◆ **Given problem**: List each line of the data that holds the string "this".
━━━━━━
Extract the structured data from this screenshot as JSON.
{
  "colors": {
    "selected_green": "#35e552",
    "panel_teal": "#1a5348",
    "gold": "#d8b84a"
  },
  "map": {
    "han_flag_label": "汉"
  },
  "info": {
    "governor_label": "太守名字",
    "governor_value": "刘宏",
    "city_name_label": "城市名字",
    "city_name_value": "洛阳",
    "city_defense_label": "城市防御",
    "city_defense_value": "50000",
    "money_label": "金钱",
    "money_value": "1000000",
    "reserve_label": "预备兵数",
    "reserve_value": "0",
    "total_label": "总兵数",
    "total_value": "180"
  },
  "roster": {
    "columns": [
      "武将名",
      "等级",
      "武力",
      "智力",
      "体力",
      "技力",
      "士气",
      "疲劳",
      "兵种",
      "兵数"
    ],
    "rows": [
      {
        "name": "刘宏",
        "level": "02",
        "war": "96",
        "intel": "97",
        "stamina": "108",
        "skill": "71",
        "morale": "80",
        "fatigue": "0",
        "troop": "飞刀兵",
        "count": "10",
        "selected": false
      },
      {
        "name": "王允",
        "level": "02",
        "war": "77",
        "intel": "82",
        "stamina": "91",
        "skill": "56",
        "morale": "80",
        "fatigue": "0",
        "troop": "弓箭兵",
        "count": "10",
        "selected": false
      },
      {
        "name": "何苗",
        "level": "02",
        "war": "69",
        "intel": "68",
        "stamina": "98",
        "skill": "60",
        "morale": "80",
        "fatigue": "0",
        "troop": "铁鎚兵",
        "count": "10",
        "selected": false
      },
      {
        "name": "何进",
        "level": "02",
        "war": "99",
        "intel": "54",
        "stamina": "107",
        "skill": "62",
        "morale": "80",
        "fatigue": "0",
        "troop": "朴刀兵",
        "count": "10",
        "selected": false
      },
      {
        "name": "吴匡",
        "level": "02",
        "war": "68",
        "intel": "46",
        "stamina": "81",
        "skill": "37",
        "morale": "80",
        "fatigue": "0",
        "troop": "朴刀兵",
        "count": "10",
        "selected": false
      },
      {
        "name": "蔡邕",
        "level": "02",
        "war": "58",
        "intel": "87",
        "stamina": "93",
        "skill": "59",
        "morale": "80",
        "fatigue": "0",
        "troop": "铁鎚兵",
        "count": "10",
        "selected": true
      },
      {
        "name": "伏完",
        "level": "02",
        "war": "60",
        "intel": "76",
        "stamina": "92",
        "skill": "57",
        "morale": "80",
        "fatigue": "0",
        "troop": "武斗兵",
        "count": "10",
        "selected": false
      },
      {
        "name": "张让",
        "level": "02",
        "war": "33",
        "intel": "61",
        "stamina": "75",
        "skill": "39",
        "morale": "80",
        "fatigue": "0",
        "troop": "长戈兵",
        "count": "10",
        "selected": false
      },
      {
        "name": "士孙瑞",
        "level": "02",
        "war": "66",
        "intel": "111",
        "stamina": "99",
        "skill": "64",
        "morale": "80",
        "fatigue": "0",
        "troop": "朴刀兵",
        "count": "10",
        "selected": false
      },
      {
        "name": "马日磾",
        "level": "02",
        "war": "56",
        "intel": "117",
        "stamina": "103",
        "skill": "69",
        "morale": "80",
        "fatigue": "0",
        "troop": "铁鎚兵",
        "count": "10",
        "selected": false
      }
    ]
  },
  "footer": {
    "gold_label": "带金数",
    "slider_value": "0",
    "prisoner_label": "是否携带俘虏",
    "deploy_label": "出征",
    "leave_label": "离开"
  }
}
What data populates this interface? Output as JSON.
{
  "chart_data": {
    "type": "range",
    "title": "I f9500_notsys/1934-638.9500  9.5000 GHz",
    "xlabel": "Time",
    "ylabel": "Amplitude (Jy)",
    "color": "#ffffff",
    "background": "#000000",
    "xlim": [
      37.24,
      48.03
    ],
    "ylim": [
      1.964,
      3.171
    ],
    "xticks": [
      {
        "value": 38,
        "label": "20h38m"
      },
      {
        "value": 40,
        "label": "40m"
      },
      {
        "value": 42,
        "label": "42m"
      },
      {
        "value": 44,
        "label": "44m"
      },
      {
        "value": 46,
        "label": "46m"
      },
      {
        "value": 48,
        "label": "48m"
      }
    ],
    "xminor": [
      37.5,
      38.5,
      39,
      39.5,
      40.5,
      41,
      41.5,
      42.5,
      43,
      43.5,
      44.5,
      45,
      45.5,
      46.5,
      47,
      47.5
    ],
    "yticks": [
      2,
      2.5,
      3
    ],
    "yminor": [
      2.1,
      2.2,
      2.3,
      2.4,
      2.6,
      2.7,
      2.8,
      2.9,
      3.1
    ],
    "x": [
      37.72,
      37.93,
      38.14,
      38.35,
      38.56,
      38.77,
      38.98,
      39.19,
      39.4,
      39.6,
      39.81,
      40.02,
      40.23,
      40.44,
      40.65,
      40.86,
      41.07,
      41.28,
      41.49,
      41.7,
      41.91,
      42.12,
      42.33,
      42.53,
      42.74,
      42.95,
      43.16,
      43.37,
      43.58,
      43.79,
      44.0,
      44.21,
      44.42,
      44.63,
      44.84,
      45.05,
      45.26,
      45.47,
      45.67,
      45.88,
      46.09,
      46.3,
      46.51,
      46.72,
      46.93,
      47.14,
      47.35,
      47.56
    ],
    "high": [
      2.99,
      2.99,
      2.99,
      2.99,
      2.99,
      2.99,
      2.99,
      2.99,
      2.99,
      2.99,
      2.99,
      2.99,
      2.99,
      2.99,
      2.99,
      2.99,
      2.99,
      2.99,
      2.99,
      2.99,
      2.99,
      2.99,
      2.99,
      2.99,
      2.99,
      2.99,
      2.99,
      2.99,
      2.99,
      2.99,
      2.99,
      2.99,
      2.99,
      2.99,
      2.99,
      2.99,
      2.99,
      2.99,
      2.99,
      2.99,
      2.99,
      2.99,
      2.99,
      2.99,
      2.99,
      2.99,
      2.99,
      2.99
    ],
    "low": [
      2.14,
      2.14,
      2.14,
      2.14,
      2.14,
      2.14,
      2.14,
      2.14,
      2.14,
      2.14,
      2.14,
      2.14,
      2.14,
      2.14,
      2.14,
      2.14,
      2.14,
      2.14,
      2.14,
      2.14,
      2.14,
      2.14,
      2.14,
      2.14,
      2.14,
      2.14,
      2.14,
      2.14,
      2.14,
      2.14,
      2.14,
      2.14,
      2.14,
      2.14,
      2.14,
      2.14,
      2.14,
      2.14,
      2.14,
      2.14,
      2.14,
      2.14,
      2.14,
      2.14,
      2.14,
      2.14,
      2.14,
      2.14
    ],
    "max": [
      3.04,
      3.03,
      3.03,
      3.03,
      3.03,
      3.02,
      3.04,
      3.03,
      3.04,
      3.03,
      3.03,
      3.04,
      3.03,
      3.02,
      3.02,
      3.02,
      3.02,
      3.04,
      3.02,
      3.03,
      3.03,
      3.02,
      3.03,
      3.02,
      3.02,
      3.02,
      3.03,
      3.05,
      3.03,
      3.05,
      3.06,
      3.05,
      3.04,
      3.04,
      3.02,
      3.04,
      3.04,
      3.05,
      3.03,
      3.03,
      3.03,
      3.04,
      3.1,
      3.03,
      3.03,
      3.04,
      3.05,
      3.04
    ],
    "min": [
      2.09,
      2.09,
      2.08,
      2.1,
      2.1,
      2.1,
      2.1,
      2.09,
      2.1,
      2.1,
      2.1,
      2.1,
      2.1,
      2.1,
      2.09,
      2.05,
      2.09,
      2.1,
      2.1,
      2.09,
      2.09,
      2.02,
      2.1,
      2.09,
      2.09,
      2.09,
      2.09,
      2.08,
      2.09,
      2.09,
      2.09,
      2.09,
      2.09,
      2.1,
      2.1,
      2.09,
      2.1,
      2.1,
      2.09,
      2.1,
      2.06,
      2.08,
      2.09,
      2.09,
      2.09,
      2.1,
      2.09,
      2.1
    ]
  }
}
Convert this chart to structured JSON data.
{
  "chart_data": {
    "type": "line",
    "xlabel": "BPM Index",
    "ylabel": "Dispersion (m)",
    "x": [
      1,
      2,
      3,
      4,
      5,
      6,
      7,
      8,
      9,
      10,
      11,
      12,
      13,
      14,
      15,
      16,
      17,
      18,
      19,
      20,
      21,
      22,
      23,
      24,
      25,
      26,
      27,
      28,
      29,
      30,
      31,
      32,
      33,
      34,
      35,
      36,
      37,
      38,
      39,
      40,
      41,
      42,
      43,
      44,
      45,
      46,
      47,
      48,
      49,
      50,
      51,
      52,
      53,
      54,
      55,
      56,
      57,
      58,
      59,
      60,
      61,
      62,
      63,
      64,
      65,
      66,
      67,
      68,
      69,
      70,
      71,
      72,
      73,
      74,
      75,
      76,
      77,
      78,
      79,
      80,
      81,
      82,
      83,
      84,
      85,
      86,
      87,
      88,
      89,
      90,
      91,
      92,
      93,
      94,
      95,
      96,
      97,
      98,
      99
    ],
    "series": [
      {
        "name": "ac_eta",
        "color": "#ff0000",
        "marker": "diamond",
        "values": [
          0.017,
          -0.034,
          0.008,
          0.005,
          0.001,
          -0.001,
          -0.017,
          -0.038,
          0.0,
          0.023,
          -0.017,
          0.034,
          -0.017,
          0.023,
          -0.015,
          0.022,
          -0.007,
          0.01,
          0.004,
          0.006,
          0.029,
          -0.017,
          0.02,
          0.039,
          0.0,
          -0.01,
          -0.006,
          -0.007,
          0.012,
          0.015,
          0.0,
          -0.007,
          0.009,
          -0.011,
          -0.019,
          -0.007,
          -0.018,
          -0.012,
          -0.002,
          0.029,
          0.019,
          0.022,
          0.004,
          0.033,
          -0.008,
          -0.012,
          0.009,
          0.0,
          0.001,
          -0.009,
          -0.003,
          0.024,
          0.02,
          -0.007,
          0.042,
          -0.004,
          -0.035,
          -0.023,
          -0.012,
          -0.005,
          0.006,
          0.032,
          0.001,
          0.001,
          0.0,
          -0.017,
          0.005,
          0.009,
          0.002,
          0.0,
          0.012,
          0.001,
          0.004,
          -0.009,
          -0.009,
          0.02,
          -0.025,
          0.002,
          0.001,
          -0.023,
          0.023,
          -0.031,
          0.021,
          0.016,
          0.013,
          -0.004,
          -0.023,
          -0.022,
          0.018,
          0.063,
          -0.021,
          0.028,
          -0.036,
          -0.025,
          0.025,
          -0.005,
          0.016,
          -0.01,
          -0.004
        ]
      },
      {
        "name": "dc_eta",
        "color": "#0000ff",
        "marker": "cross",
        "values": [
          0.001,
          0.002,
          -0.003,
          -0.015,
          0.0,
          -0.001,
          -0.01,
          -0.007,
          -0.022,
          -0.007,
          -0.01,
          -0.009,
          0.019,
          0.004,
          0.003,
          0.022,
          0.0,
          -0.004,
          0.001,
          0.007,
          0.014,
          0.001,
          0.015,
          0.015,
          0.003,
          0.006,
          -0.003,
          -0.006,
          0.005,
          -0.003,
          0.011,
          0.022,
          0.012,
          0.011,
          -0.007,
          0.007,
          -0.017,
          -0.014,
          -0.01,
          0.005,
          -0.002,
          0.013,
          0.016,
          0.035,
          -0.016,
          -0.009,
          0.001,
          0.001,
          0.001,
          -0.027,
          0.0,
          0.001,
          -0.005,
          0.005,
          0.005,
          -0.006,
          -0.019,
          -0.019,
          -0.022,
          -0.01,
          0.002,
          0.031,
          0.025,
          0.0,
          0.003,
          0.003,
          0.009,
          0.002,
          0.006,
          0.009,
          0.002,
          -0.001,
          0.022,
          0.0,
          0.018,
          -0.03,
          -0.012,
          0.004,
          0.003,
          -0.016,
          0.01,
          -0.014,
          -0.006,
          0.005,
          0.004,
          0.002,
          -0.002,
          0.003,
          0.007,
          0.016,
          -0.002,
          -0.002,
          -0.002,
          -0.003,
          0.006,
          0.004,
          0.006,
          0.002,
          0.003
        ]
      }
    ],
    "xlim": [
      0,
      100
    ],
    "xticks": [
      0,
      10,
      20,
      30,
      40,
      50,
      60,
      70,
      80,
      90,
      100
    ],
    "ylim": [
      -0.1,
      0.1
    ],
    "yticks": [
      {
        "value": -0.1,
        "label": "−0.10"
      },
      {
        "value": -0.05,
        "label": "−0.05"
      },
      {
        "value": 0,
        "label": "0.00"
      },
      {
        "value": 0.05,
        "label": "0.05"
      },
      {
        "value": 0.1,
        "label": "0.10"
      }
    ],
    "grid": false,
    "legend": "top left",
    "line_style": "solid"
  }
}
━━━━━━
◆ **Final answer**:
Extract the structured data from this screenshot as JSON.
What data populates this interface? Output as JSON.
Convert this chart to structured JSON data.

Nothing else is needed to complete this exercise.